**PROVIDED INFORMATION**.
.....
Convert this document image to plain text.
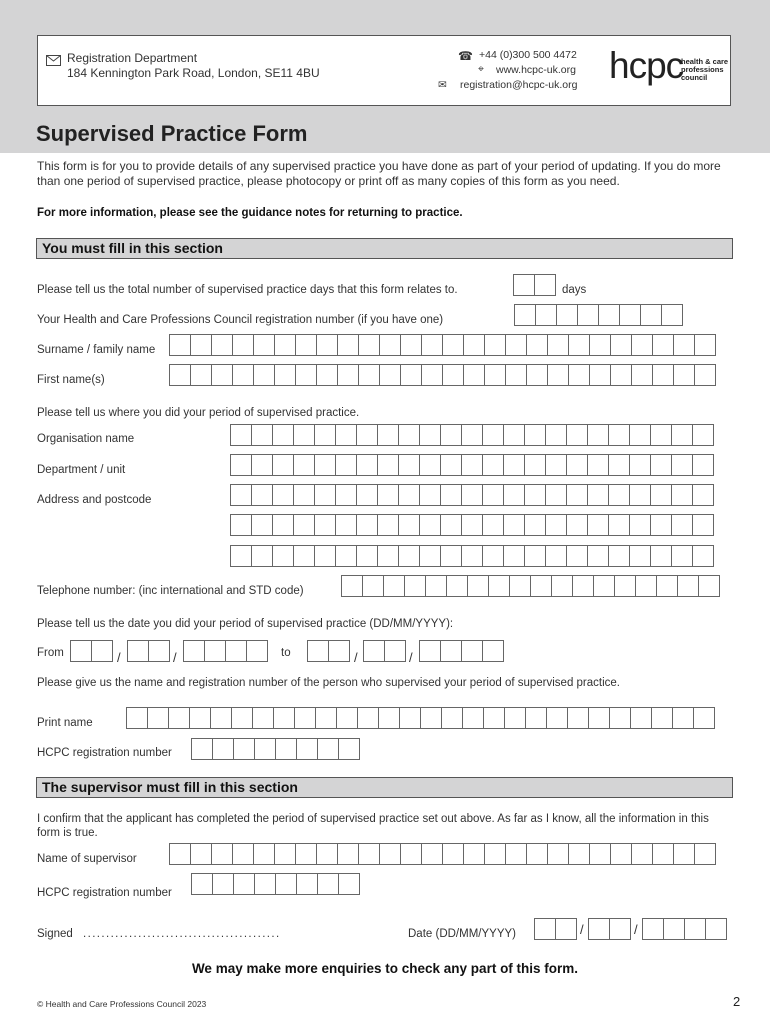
Registration Department
184 Kennington Park Road, London, SE11 4BU
☎ +44 (0)300 500 4472
⌖ www.hcpc-uk.org
✉ registration@hcpc-uk.org hcpc
health & care
professions
council
Supervised Practice Form
This form is for you to provide details of any supervised practice you have done as part of your period of updating. If you do more than one period of supervised practice, please photocopy or print off as many copies of this form as you need.
For more information, please see the guidance notes for returning to practice.
You must fill in this section
Please tell us the total number of supervised practice days that this form relates to.	days
Your Health and Care Professions Council registration number (if you have one)
Surname / family name
First name(s)
Please tell us where you did your period of supervised practice.
Organisation name
Department / unit
Address and postcode
Telephone number: (inc international and STD code)
Please tell us the date you did your period of supervised practice (DD/MM/YYYY):
From	/	/	to	/	/
Please give us the name and registration number of the person who supervised your period of supervised practice.
Print name
HCPC registration number
The supervisor must fill in this section
I confirm that the applicant has completed the period of supervised practice set out above. As far as I know, all the information in this form is true.
Name of supervisor
HCPC registration number
Signed ...........................................	Date (DD/MM/YYYY)	/	/
We may make more enquiries to check any part of this form.
© Health and Care Professions Council 2023	2
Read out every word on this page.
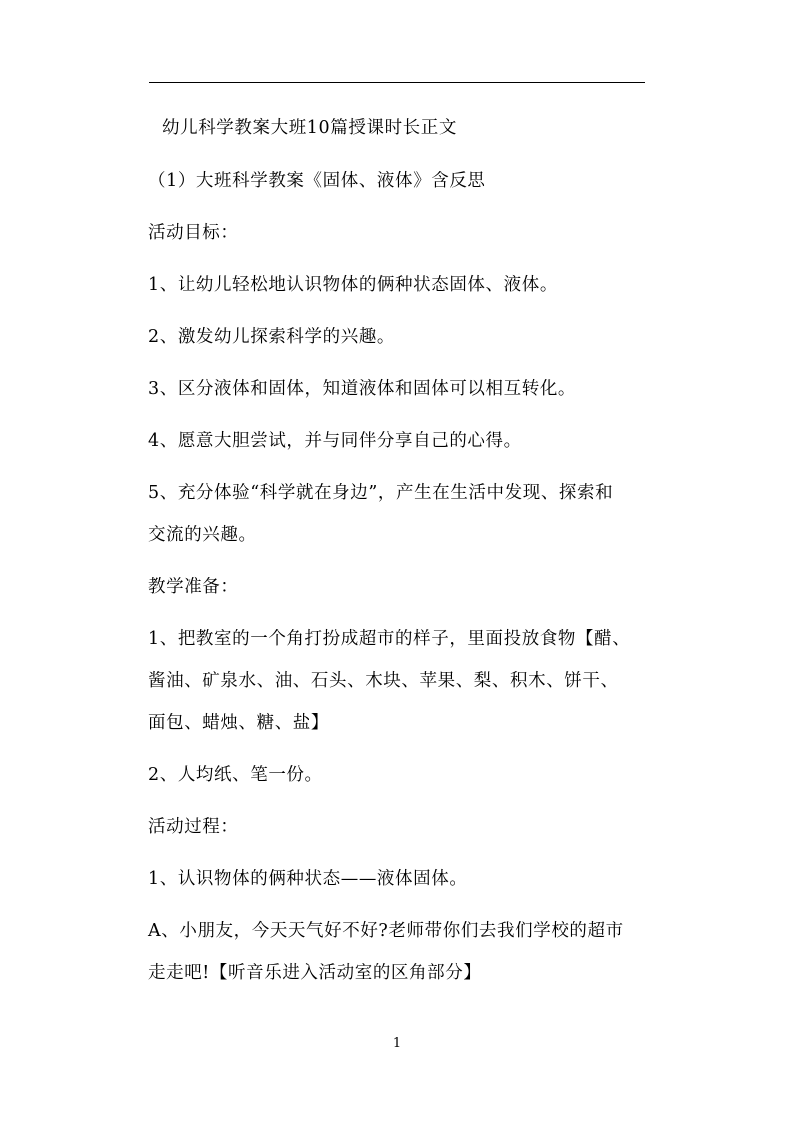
幼儿科学教案大班10篇授课时长正文
（1）大班科学教案《固体、液体》含反思
活动目标：
1、让幼儿轻松地认识物体的俩种状态固体、液体。
2、激发幼儿探索科学的兴趣。
3、区分液体和固体，知道液体和固体可以相互转化。
4、愿意大胆尝试，并与同伴分享自己的心得。
5、充分体验“科学就在身边”，产生在生活中发现、探索和
交流的兴趣。
教学准备：
1、把教室的一个角打扮成超市的样子，里面投放食物【醋、
酱油、矿泉水、油、石头、木块、苹果、梨、积木、饼干、
面包、蜡烛、糖、盐】
2、人均纸、笔一份。
活动过程：
1、认识物体的俩种状态——液体固体。
A、小朋友，今天天气好不好?老师带你们去我们学校的超市
走走吧!【听音乐进入活动室的区角部分】
1
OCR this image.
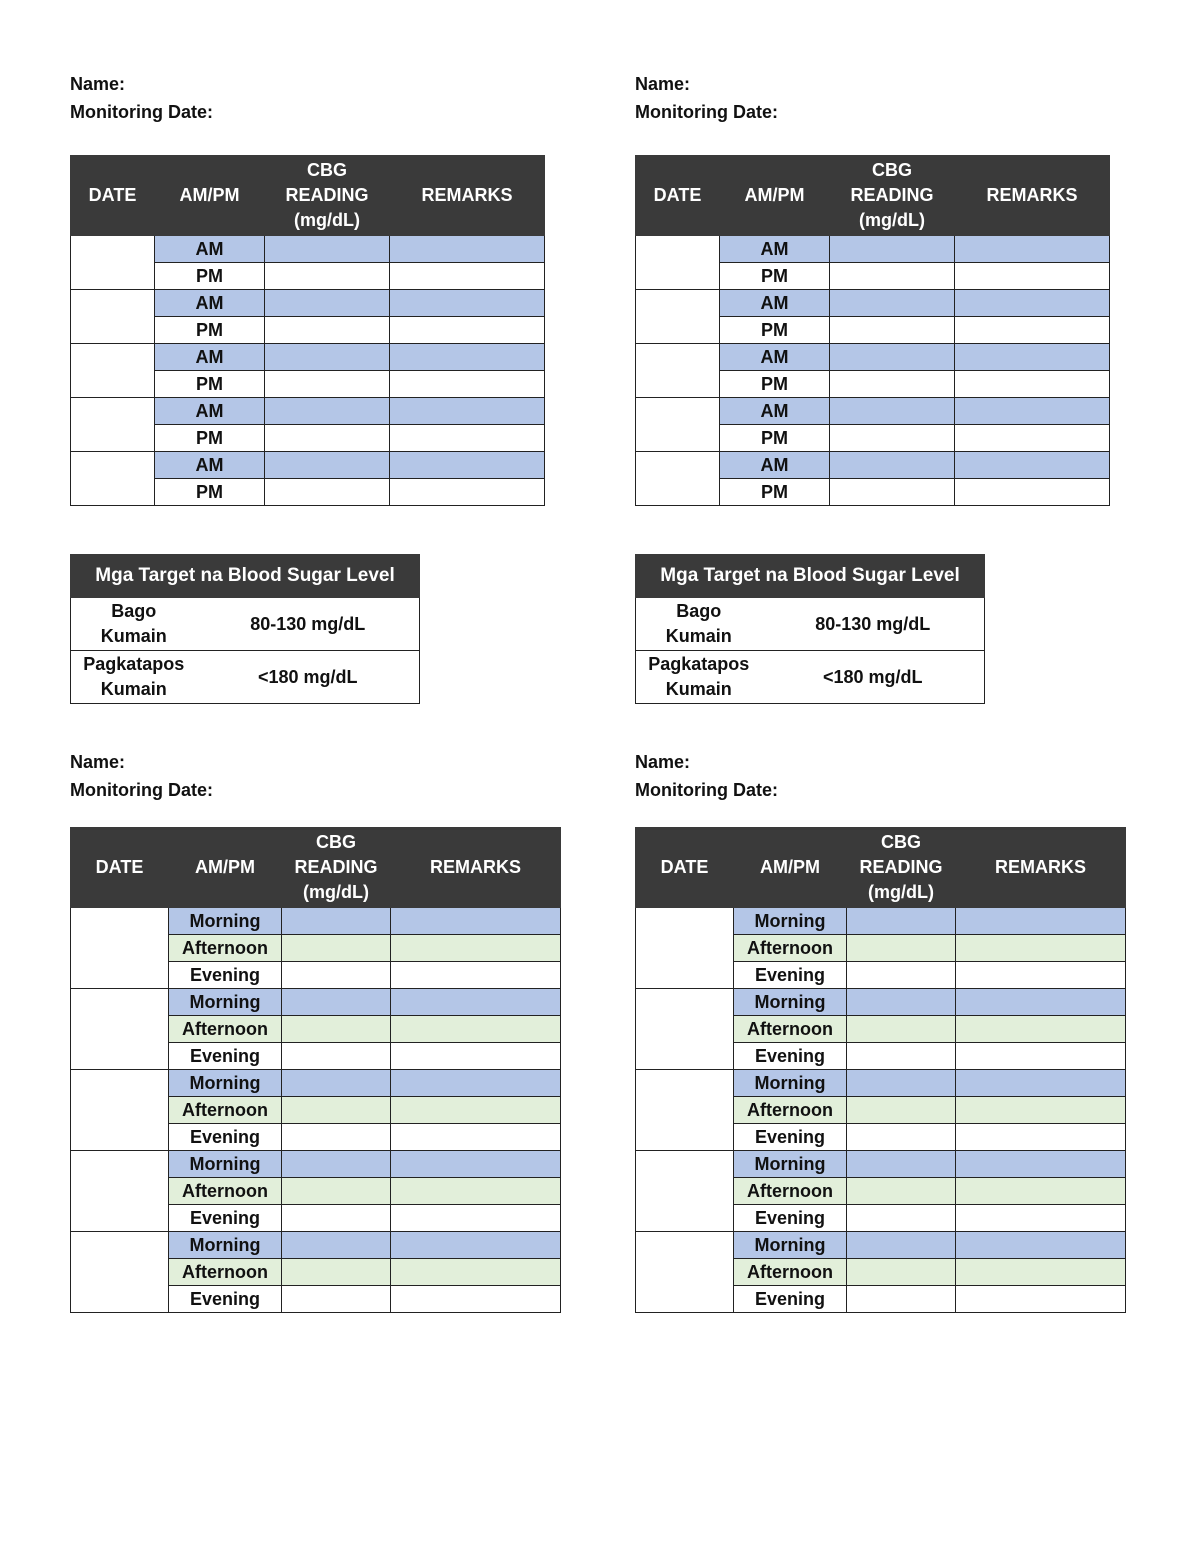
Name:
Monitoring Date:
DATE	AM/PM	CBG
READING
(mg/dL)	REMARKS
	AM		
	PM		
	AM		
	PM		
	AM		
	PM		
	AM		
	PM		
	AM		
	PM		
Mga Target na Blood Sugar Level	

Bago
Kumain	80-130 mg/dL

Pagkatapos
Kumain	<180 mg/dL
Name:
Monitoring Date:
DATE	AM/PM	CBG
READING
(mg/dL)	REMARKS
	AM		
	PM		
	AM		
	PM		
	AM		
	PM		
	AM		
	PM		
	AM		
	PM		
Mga Target na Blood Sugar Level	

Bago
Kumain	80-130 mg/dL

Pagkatapos
Kumain	<180 mg/dL
Name:
Monitoring Date:
DATE	AM/PM	CBG
READING
(mg/dL)	REMARKS
	Morning		
	Afternoon		
	Evening		
	Morning		
	Afternoon		
	Evening		
	Morning		
	Afternoon		
	Evening		
	Morning		
	Afternoon		
	Evening		
	Morning		
	Afternoon		
	Evening		
Name:
Monitoring Date:
DATE	AM/PM	CBG
READING
(mg/dL)	REMARKS
	Morning		
	Afternoon		
	Evening		
	Morning		
	Afternoon		
	Evening		
	Morning		
	Afternoon		
	Evening		
	Morning		
	Afternoon		
	Evening		
	Morning		
	Afternoon		
	Evening		
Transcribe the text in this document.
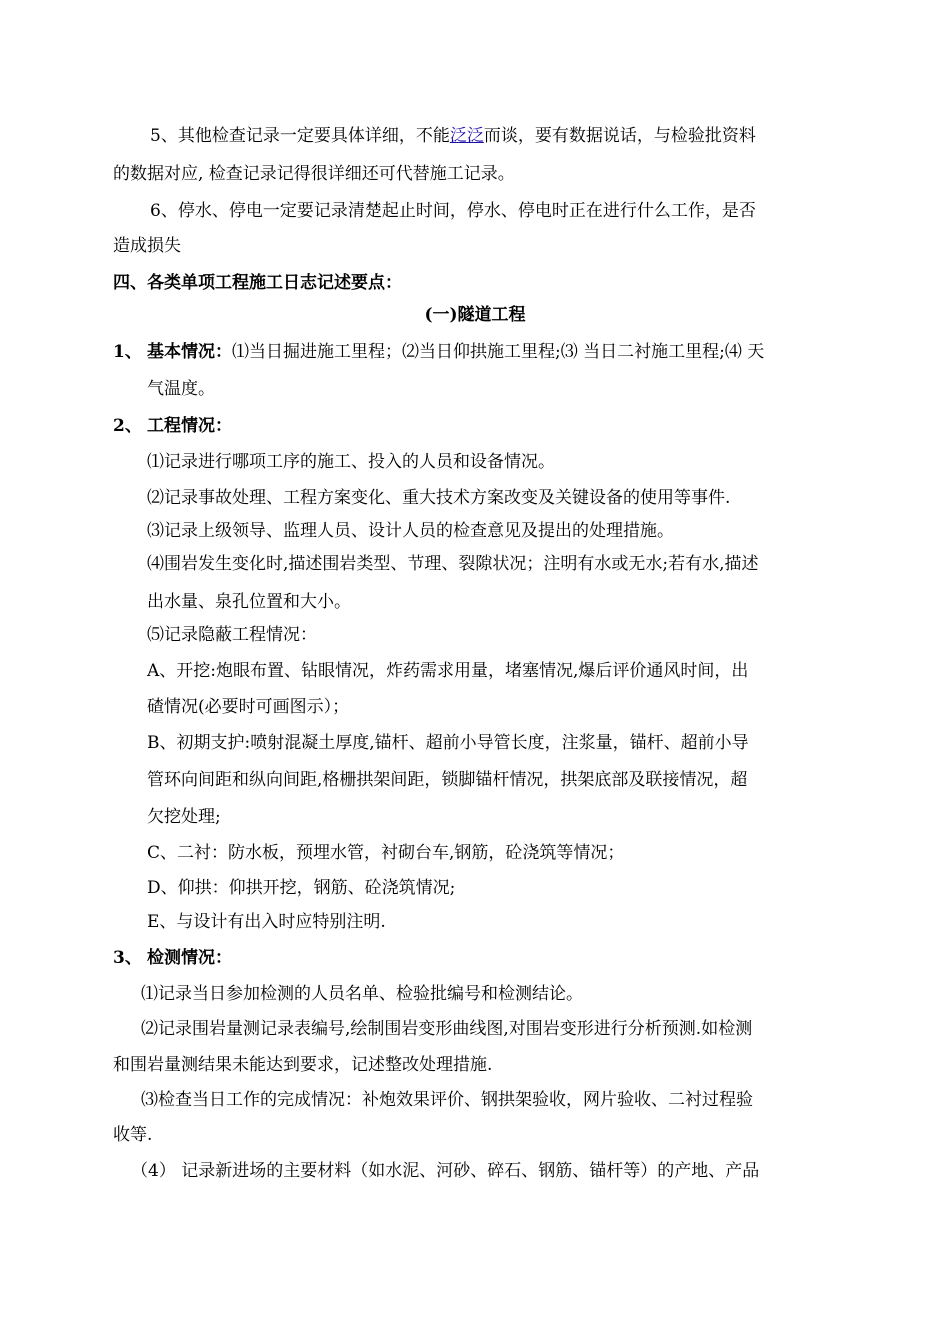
5、其他检查记录一定要具体详细，不能泛泛而谈，要有数据说话，与检验批资料
的数据对应, 检查记录记得很详细还可代替施工记录。
6、停水、停电一定要记录清楚起止时间，停水、停电时正在进行什么工作，是否
造成损失
四、各类单项工程施工日志记述要点：
(一)隧道工程
1、 基本情况：⑴当日掘进施工里程；⑵当日仰拱施工里程;⑶ 当日二衬施工里程;⑷ 天
气温度。
2、 工程情况：
⑴记录进行哪项工序的施工、投入的人员和设备情况。
⑵记录事故处理、工程方案变化、重大技术方案改变及关键设备的使用等事件.
⑶记录上级领导、监理人员、设计人员的检查意见及提出的处理措施。
⑷围岩发生变化时,描述围岩类型、节理、裂隙状况；注明有水或无水;若有水,描述
出水量、泉孔位置和大小。
⑸记录隐蔽工程情况：
A、开挖:炮眼布置、钻眼情况，炸药需求用量，堵塞情况,爆后评价通风时间，出
碴情况(必要时可画图示）；
B、初期支护:喷射混凝土厚度,锚杆、超前小导管长度，注浆量，锚杆、超前小导
管环向间距和纵向间距,格栅拱架间距，锁脚锚杆情况，拱架底部及联接情况，超
欠挖处理;
C、二衬：防水板，预埋水管，衬砌台车,钢筋，砼浇筑等情况；
D、仰拱：仰拱开挖，钢筋、砼浇筑情况;
E、与设计有出入时应特别注明.
3、 检测情况：
⑴记录当日参加检测的人员名单、检验批编号和检测结论。
⑵记录围岩量测记录表编号,绘制围岩变形曲线图,对围岩变形进行分析预测.如检测
和围岩量测结果未能达到要求，记述整改处理措施.
⑶检查当日工作的完成情况：补炮效果评价、钢拱架验收，网片验收、二衬过程验
收等.
（4） 记录新进场的主要材料（如水泥、河砂、碎石、钢筋、锚杆等）的产地、产品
.....
**PROBLEM**. Transcribe the whole listing exactly. Pictures are excluded.

**WORKED ANSWER**.
Convert this document image to plain text.
Registration Department
184 Kennington Park Road, London, SE11 4BU
☎ +44 (0)300 500 4472
⌖ www.hcpc-uk.org
✉ registration@hcpc-uk.org hcpc
health & care
professions
council
Supervised Practice Form
This form is for you to provide details of any supervised practice you have done as part of your period of updating. If you do more than one period of supervised practice, please photocopy or print off as many copies of this form as you need.
For more information, please see the guidance notes for returning to practice.
You must fill in this section
Please tell us the total number of supervised practice days that this form relates to.	days
Your Health and Care Professions Council registration number (if you have one)
Surname / family name
First name(s)
Please tell us where you did your period of supervised practice.
Organisation name
Department / unit
Address and postcode
Telephone number: (inc international and STD code)
Please tell us the date you did your period of supervised practice (DD/MM/YYYY):
From	/	/	to	/	/
Please give us the name and registration number of the person who supervised your period of supervised practice.
Print name
HCPC registration number
The supervisor must fill in this section
I confirm that the applicant has completed the period of supervised practice set out above. As far as I know, all the information in this form is true.
Name of supervisor
HCPC registration number
Signed ...........................................	Date (DD/MM/YYYY)	/	/
We may make more enquiries to check any part of this form.
© Health and Care Professions Council 2023	2
Read out every word on this page.
幼儿科学教案大班10篇授课时长正文
（1）大班科学教案《固体、液体》含反思
活动目标：
1、让幼儿轻松地认识物体的俩种状态固体、液体。
2、激发幼儿探索科学的兴趣。
3、区分液体和固体，知道液体和固体可以相互转化。
4、愿意大胆尝试，并与同伴分享自己的心得。
5、充分体验“科学就在身边”，产生在生活中发现、探索和
交流的兴趣。
教学准备：
1、把教室的一个角打扮成超市的样子，里面投放食物【醋、
酱油、矿泉水、油、石头、木块、苹果、梨、积木、饼干、
面包、蜡烛、糖、盐】
2、人均纸、笔一份。
活动过程：
1、认识物体的俩种状态——液体固体。
A、小朋友，今天天气好不好?老师带你们去我们学校的超市
走走吧!【听音乐进入活动室的区角部分】
1
OCR this image.
Name:
Monitoring Date:
DATE	AM/PM	CBG
READING
(mg/dL)	REMARKS
	AM		
	PM		
	AM		
	PM		
	AM		
	PM		
	AM		
	PM		
	AM		
	PM		
Mga Target na Blood Sugar Level	

Bago
Kumain	80-130 mg/dL

Pagkatapos
Kumain	<180 mg/dL
Name:
Monitoring Date:
DATE	AM/PM	CBG
READING
(mg/dL)	REMARKS
	AM		
	PM		
	AM		
	PM		
	AM		
	PM		
	AM		
	PM		
	AM		
	PM		
Mga Target na Blood Sugar Level	

Bago
Kumain	80-130 mg/dL

Pagkatapos
Kumain	<180 mg/dL
Name:
Monitoring Date:
DATE	AM/PM	CBG
READING
(mg/dL)	REMARKS
	Morning		
	Afternoon		
	Evening		
	Morning		
	Afternoon		
	Evening		
	Morning		
	Afternoon		
	Evening		
	Morning		
	Afternoon		
	Evening		
	Morning		
	Afternoon		
	Evening		
Name:
Monitoring Date:
DATE	AM/PM	CBG
READING
(mg/dL)	REMARKS
	Morning		
	Afternoon		
	Evening		
	Morning		
	Afternoon		
	Evening		
	Morning		
	Afternoon		
	Evening		
	Morning		
	Afternoon		
	Evening		
	Morning		
	Afternoon		
	Evening		
Transcribe the text in this document.
5、其他检查记录一定要具体详细，不能泛泛而谈，要有数据说话，与检验批资料
的数据对应, 检查记录记得很详细还可代替施工记录。
6、停水、停电一定要记录清楚起止时间，停水、停电时正在进行什么工作，是否
造成损失
四、各类单项工程施工日志记述要点：
(一)隧道工程
1、 基本情况：⑴当日掘进施工里程；⑵当日仰拱施工里程;⑶ 当日二衬施工里程;⑷ 天
气温度。
2、 工程情况：
⑴记录进行哪项工序的施工、投入的人员和设备情况。
⑵记录事故处理、工程方案变化、重大技术方案改变及关键设备的使用等事件.
⑶记录上级领导、监理人员、设计人员的检查意见及提出的处理措施。
⑷围岩发生变化时,描述围岩类型、节理、裂隙状况；注明有水或无水;若有水,描述
出水量、泉孔位置和大小。
⑸记录隐蔽工程情况：
A、开挖:炮眼布置、钻眼情况，炸药需求用量，堵塞情况,爆后评价通风时间，出
碴情况(必要时可画图示）；
B、初期支护:喷射混凝土厚度,锚杆、超前小导管长度，注浆量，锚杆、超前小导
管环向间距和纵向间距,格栅拱架间距，锁脚锚杆情况，拱架底部及联接情况，超
欠挖处理;
C、二衬：防水板，预埋水管，衬砌台车,钢筋，砼浇筑等情况；
D、仰拱：仰拱开挖，钢筋、砼浇筑情况;
E、与设计有出入时应特别注明.
3、 检测情况：
⑴记录当日参加检测的人员名单、检验批编号和检测结论。
⑵记录围岩量测记录表编号,绘制围岩变形曲线图,对围岩变形进行分析预测.如检测
和围岩量测结果未能达到要求，记述整改处理措施.
⑶检查当日工作的完成情况：补炮效果评价、钢拱架验收，网片验收、二衬过程验
收等.
（4） 记录新进场的主要材料（如水泥、河砂、碎石、钢筋、锚杆等）的产地、产品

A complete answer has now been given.